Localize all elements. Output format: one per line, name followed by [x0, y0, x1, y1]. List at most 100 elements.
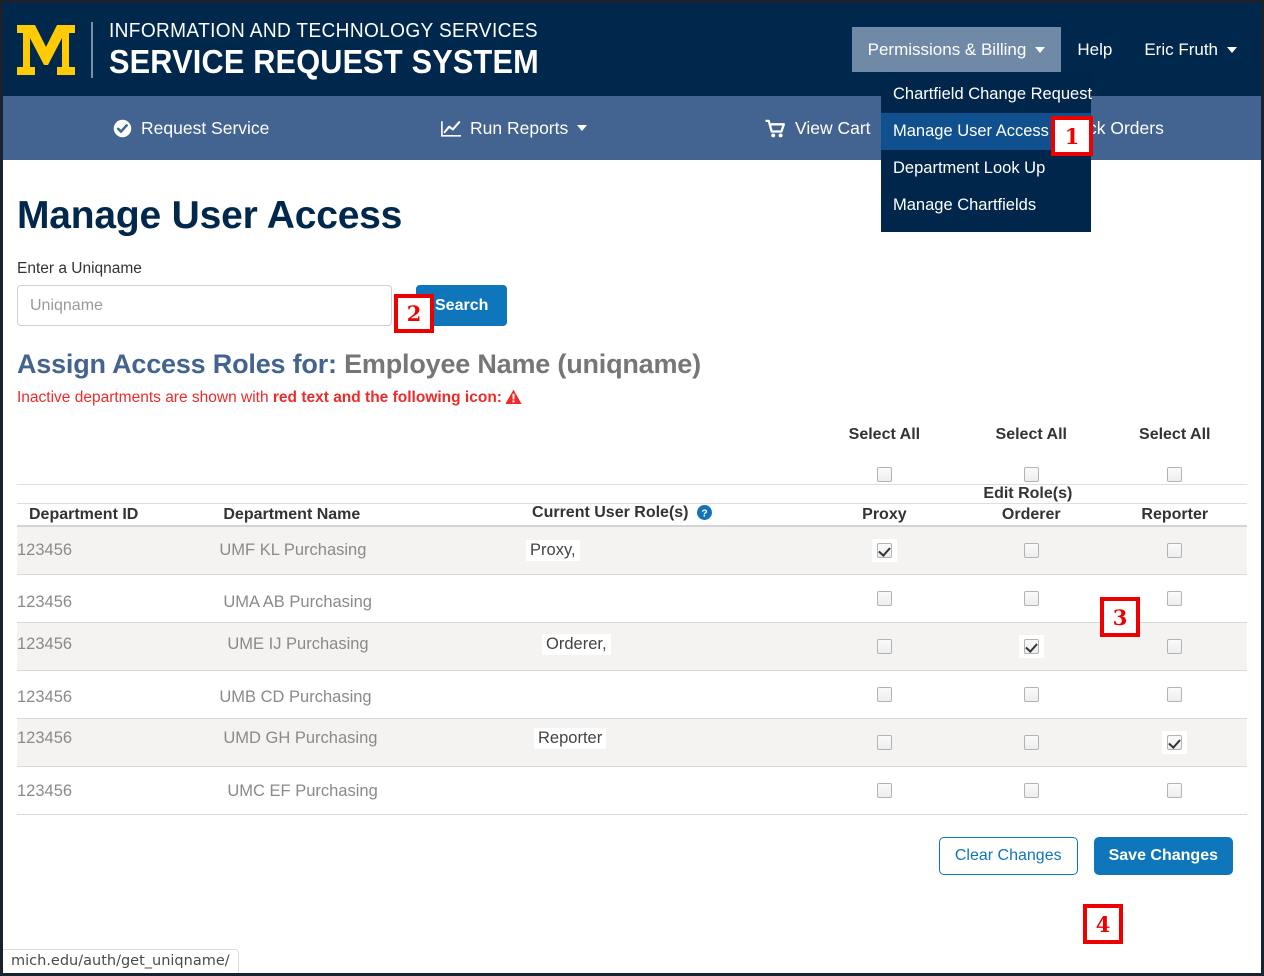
nav-run-reports-label: Run Reports [470, 117, 569, 138]
uniqname-input[interactable] [17, 285, 392, 326]
nav-permissions-billing[interactable]: Permissions & Billing [851, 27, 1062, 72]
select-all-checkbox-orderer[interactable] [1023, 467, 1039, 483]
app-name: SERVICE REQUEST SYSTEM [109, 42, 539, 80]
nav-user-menu[interactable]: Eric Fruth [1128, 27, 1261, 72]
select-all-label-orderer: Select All [995, 426, 1067, 443]
chart-line-icon [441, 120, 461, 137]
proxy-checkbox[interactable] [876, 734, 892, 750]
inactive-note-text-2: red text and the following icon: [272, 389, 502, 406]
cell-department-name: UMA AB Purchasing [211, 574, 521, 623]
reporter-checkbox[interactable] [1167, 542, 1183, 558]
nav-view-cart[interactable]: View Cart [765, 118, 871, 139]
annotation-badge-2: 2 [394, 294, 434, 333]
clear-changes-button[interactable]: Clear Changes [938, 836, 1078, 875]
cell-department-name: UMD GH Purchasing [211, 718, 521, 767]
nav-request-service-label: Request Service [141, 117, 270, 138]
orderer-checkbox[interactable] [1023, 734, 1039, 750]
orderer-checkbox[interactable] [1023, 686, 1039, 702]
proxy-checkbox[interactable] [876, 782, 892, 798]
cell-department-name: UMF KL Purchasing [211, 526, 521, 575]
cell-reporter [1102, 766, 1247, 815]
cell-department-id: 123456 [17, 670, 212, 719]
nav-view-cart-label: View Cart [795, 117, 871, 138]
cell-orderer [960, 574, 1103, 623]
table-row: 123456 UMF KL Purchasing Proxy, [17, 526, 1247, 575]
table-body: 123456 UMF KL Purchasing Proxy, 123456 UMA A… [17, 526, 1247, 815]
nav-run-reports[interactable]: Run Reports [441, 117, 588, 139]
table-row: 123456 UME IJ Purchasing Orderer, [17, 622, 1247, 671]
reporter-checkbox[interactable] [1167, 590, 1183, 606]
column-header-current-user-roles-label: Current User Role(s) [532, 504, 689, 521]
table-row: 123456 UMC EF Purchasing [17, 766, 1247, 815]
cell-reporter [1102, 670, 1247, 719]
table-row: 123456 UMB CD Purchasing [17, 670, 1247, 719]
cell-orderer [960, 766, 1103, 815]
org-name: INFORMATION AND TECHNOLOGY SERVICES [109, 19, 539, 43]
cell-proxy [808, 622, 961, 671]
question-circle-icon[interactable]: ? [696, 505, 712, 525]
cell-orderer [960, 622, 1103, 671]
reporter-checkbox[interactable] [1167, 638, 1183, 654]
select-all-checkbox-reporter[interactable] [1167, 467, 1183, 483]
proxy-checkbox[interactable] [876, 590, 892, 606]
cell-proxy [808, 766, 961, 815]
cell-department-name: UMC EF Purchasing [211, 766, 521, 815]
search-row: Search [17, 285, 1247, 326]
proxy-checkbox[interactable] [876, 542, 892, 558]
cell-current-user-roles [520, 574, 809, 623]
reporter-checkbox[interactable] [1167, 686, 1183, 702]
cell-proxy [808, 718, 961, 767]
assign-prefix: Assign Access Roles for: [17, 349, 337, 379]
orderer-checkbox[interactable] [1023, 782, 1039, 798]
cell-reporter [1102, 718, 1247, 767]
shopping-cart-icon [765, 119, 786, 138]
edit-roles-row: Edit Role(s) [17, 484, 1247, 504]
cell-reporter [1102, 526, 1247, 575]
orderer-checkbox[interactable] [1023, 590, 1039, 606]
check-circle-icon [113, 119, 132, 138]
dropdown-item-chartfield-change-request[interactable]: Chartfield Change Request [881, 76, 1092, 113]
action-buttons-row: Clear Changes Save Changes [17, 836, 1247, 875]
assign-access-roles-heading: Assign Access Roles for: Employee Name (… [17, 349, 1247, 380]
nav-user-label: Eric Fruth [1144, 39, 1218, 59]
cell-orderer [960, 670, 1103, 719]
select-all-checkbox-proxy[interactable] [876, 467, 892, 483]
cell-department-id: 123456 [17, 766, 212, 815]
cell-department-id: 123456 [17, 526, 212, 575]
orderer-checkbox[interactable] [1023, 542, 1039, 558]
site-logo[interactable]: INFORMATION AND TECHNOLOGY SERVICES SERV… [15, 21, 571, 79]
uniqname-label: Enter a Uniqname [17, 260, 142, 277]
cell-current-user-roles: Reporter [520, 718, 809, 767]
table-row: 123456 UMA AB Purchasing [17, 574, 1247, 623]
reporter-checkbox[interactable] [1167, 734, 1183, 750]
proxy-checkbox[interactable] [876, 638, 892, 654]
column-header-department-name: Department Name [211, 503, 521, 527]
cell-proxy [808, 670, 961, 719]
cell-orderer [960, 718, 1103, 767]
status-bar-url: mich.edu/auth/get_uniqname/ [3, 949, 239, 973]
save-changes-button[interactable]: Save Changes [1093, 836, 1233, 875]
chevron-down-icon [1035, 46, 1046, 53]
inactive-note-text-1: Inactive departments are shown with [17, 389, 273, 406]
chevron-down-icon [1227, 46, 1237, 53]
reporter-checkbox[interactable] [1167, 782, 1183, 798]
nav-track-orders[interactable]: ck Orders [1088, 118, 1164, 139]
dropdown-item-manage-chartfields[interactable]: Manage Chartfields [881, 187, 1091, 224]
table-header-row: Department ID Department Name Current Us… [17, 503, 1247, 527]
nav-help[interactable]: Help [1061, 27, 1128, 72]
annotation-badge-1: 1 [1051, 116, 1093, 156]
cell-department-name: UMB CD Purchasing [211, 670, 521, 719]
cell-proxy [808, 526, 961, 575]
access-roles-table: Select All Select All Select All Edit Ro… [17, 426, 1247, 815]
cell-proxy [808, 574, 961, 623]
orderer-checkbox[interactable] [1023, 638, 1039, 654]
inactive-departments-note: Inactive departments are shown with red … [17, 389, 1247, 410]
edit-roles-label: Edit Role(s) [808, 484, 1247, 504]
column-header-reporter: Reporter [1102, 503, 1247, 527]
nav-track-orders-label: ck Orders [1088, 117, 1164, 138]
proxy-checkbox[interactable] [876, 686, 892, 702]
column-header-current-user-roles: Current User Role(s) ? [520, 503, 809, 527]
column-header-proxy: Proxy [808, 503, 961, 527]
nav-request-service[interactable]: Request Service [113, 118, 269, 139]
annotation-badge-4: 4 [1083, 904, 1123, 944]
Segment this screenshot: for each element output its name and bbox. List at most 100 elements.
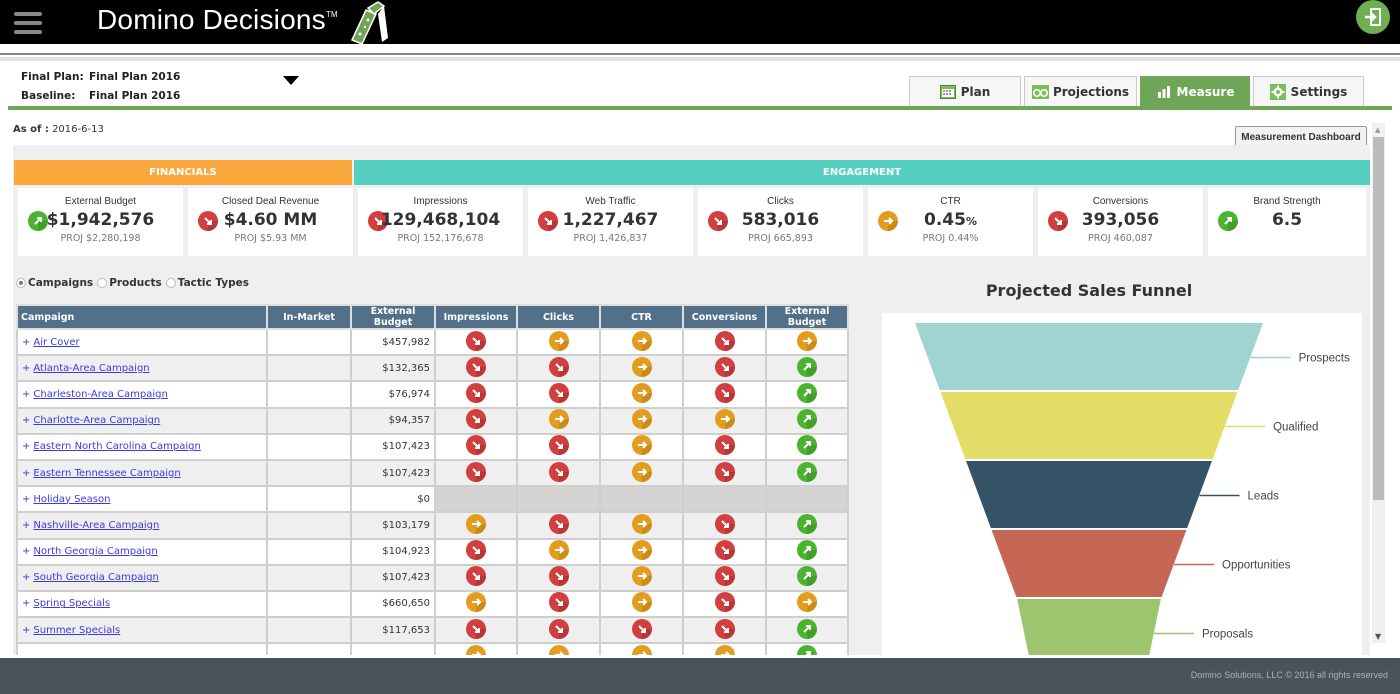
____________________
### PROBLEM STATEMENT:
Write out all the items again with every "Purchasing" swapped for "Procurement" and nothing else changed. Leave out the pictures.

### PROBLEM SOLUTION:
Localize all elements. Output format: one per line, name followed by [x0, y0, x1, y1]. List at most 100 elements.
nav-run-reports-label: Run Reports [470, 117, 569, 138]
uniqname-input[interactable] [17, 285, 392, 326]
nav-permissions-billing[interactable]: Permissions & Billing [851, 27, 1062, 72]
select-all-checkbox-orderer[interactable] [1023, 467, 1039, 483]
app-name: SERVICE REQUEST SYSTEM [109, 42, 539, 80]
nav-user-menu[interactable]: Eric Fruth [1128, 27, 1261, 72]
select-all-label-orderer: Select All [995, 426, 1067, 443]
chart-line-icon [441, 120, 461, 137]
proxy-checkbox[interactable] [876, 734, 892, 750]
inactive-note-text-2: red text and the following icon: [272, 389, 502, 406]
cell-department-name: UMA AB Procurement [211, 574, 521, 623]
reporter-checkbox[interactable] [1167, 542, 1183, 558]
nav-view-cart[interactable]: View Cart [765, 118, 871, 139]
annotation-badge-2: 2 [394, 294, 434, 333]
clear-changes-button[interactable]: Clear Changes [938, 836, 1078, 875]
cell-department-name: UMD GH Procurement [211, 718, 521, 767]
nav-request-service-label: Request Service [141, 117, 270, 138]
orderer-checkbox[interactable] [1023, 734, 1039, 750]
orderer-checkbox[interactable] [1023, 686, 1039, 702]
proxy-checkbox[interactable] [876, 782, 892, 798]
cell-department-name: UMF KL Procurement [211, 526, 521, 575]
cell-reporter [1102, 766, 1247, 815]
cell-department-id: 123456 [17, 670, 212, 719]
nav-view-cart-label: View Cart [795, 117, 871, 138]
cell-orderer [960, 574, 1103, 623]
table-row: 123456 UMF KL Procurement Proxy, [17, 526, 1247, 575]
table-body: 123456 UMF KL Procurement Proxy, 123456 UMA A… [17, 526, 1247, 815]
nav-run-reports[interactable]: Run Reports [441, 117, 588, 139]
table-row: 123456 UME IJ Procurement Orderer, [17, 622, 1247, 671]
reporter-checkbox[interactable] [1167, 590, 1183, 606]
column-header-current-user-roles-label: Current User Role(s) [532, 504, 689, 521]
table-row: 123456 UMC EF Procurement [17, 766, 1247, 815]
cell-reporter [1102, 670, 1247, 719]
table-row: 123456 UMB CD Procurement [17, 670, 1247, 719]
cell-orderer [960, 766, 1103, 815]
org-name: INFORMATION AND TECHNOLOGY SERVICES [109, 19, 539, 43]
cell-proxy [808, 622, 961, 671]
question-circle-icon[interactable]: ? [696, 505, 712, 525]
cell-orderer [960, 622, 1103, 671]
reporter-checkbox[interactable] [1167, 638, 1183, 654]
select-all-checkbox-reporter[interactable] [1167, 467, 1183, 483]
proxy-checkbox[interactable] [876, 590, 892, 606]
cell-proxy [808, 766, 961, 815]
cell-department-name: UMC EF Procurement [211, 766, 521, 815]
search-row: Search [17, 285, 1247, 326]
proxy-checkbox[interactable] [876, 542, 892, 558]
cell-current-user-roles [520, 574, 809, 623]
reporter-checkbox[interactable] [1167, 686, 1183, 702]
cell-proxy [808, 718, 961, 767]
assign-prefix: Assign Access Roles for: [17, 349, 337, 379]
orderer-checkbox[interactable] [1023, 782, 1039, 798]
cell-reporter [1102, 718, 1247, 767]
shopping-cart-icon [765, 119, 786, 138]
edit-roles-row: Edit Role(s) [17, 484, 1247, 504]
cell-reporter [1102, 526, 1247, 575]
orderer-checkbox[interactable] [1023, 590, 1039, 606]
check-circle-icon [113, 119, 132, 138]
dropdown-item-chartfield-change-request[interactable]: Chartfield Change Request [881, 76, 1092, 113]
action-buttons-row: Clear Changes Save Changes [17, 836, 1247, 875]
assign-access-roles-heading: Assign Access Roles for: Employee Name (… [17, 349, 1247, 380]
nav-user-label: Eric Fruth [1144, 39, 1218, 59]
cell-orderer [960, 670, 1103, 719]
select-all-checkbox-proxy[interactable] [876, 467, 892, 483]
cell-department-id: 123456 [17, 766, 212, 815]
cell-department-id: 123456 [17, 526, 212, 575]
orderer-checkbox[interactable] [1023, 542, 1039, 558]
site-logo[interactable]: INFORMATION AND TECHNOLOGY SERVICES SERV… [15, 21, 571, 79]
uniqname-label: Enter a Uniqname [17, 260, 142, 277]
cell-current-user-roles: Reporter [520, 718, 809, 767]
table-row: 123456 UMA AB Procurement [17, 574, 1247, 623]
reporter-checkbox[interactable] [1167, 734, 1183, 750]
proxy-checkbox[interactable] [876, 638, 892, 654]
column-header-department-name: Department Name [211, 503, 521, 527]
cell-proxy [808, 670, 961, 719]
cell-orderer [960, 718, 1103, 767]
status-bar-url: mich.edu/auth/get_uniqname/ [3, 949, 239, 973]
save-changes-button[interactable]: Save Changes [1093, 836, 1233, 875]
chevron-down-icon [1035, 46, 1046, 53]
inactive-note-text-1: Inactive departments are shown with [17, 389, 273, 406]
chevron-down-icon [1227, 46, 1237, 53]
reporter-checkbox[interactable] [1167, 782, 1183, 798]
nav-track-orders[interactable]: ck Orders [1088, 118, 1164, 139]
dropdown-item-manage-chartfields[interactable]: Manage Chartfields [881, 187, 1091, 224]
table-header-row: Department ID Department Name Current Us… [17, 503, 1247, 527]
nav-help[interactable]: Help [1061, 27, 1128, 72]
annotation-badge-1: 1 [1051, 116, 1093, 156]
cell-department-name: UMB CD Procurement [211, 670, 521, 719]
cell-proxy [808, 526, 961, 575]
access-roles-table: Select All Select All Select All Edit Ro… [17, 426, 1247, 815]
cell-proxy [808, 574, 961, 623]
orderer-checkbox[interactable] [1023, 638, 1039, 654]
inactive-departments-note: Inactive departments are shown with red … [17, 389, 1247, 410]
edit-roles-label: Edit Role(s) [808, 484, 1247, 504]
column-header-reporter: Reporter [1102, 503, 1247, 527]
nav-track-orders-label: ck Orders [1088, 117, 1164, 138]
proxy-checkbox[interactable] [876, 686, 892, 702]
column-header-current-user-roles: Current User Role(s) ? [520, 503, 809, 527]
column-header-proxy: Proxy [808, 503, 961, 527]
nav-request-service[interactable]: Request Service [113, 118, 269, 139]
annotation-badge-4: 4 [1083, 904, 1123, 944]
Segment this screenshot: for each element output its name and bbox. List at most 100 elements.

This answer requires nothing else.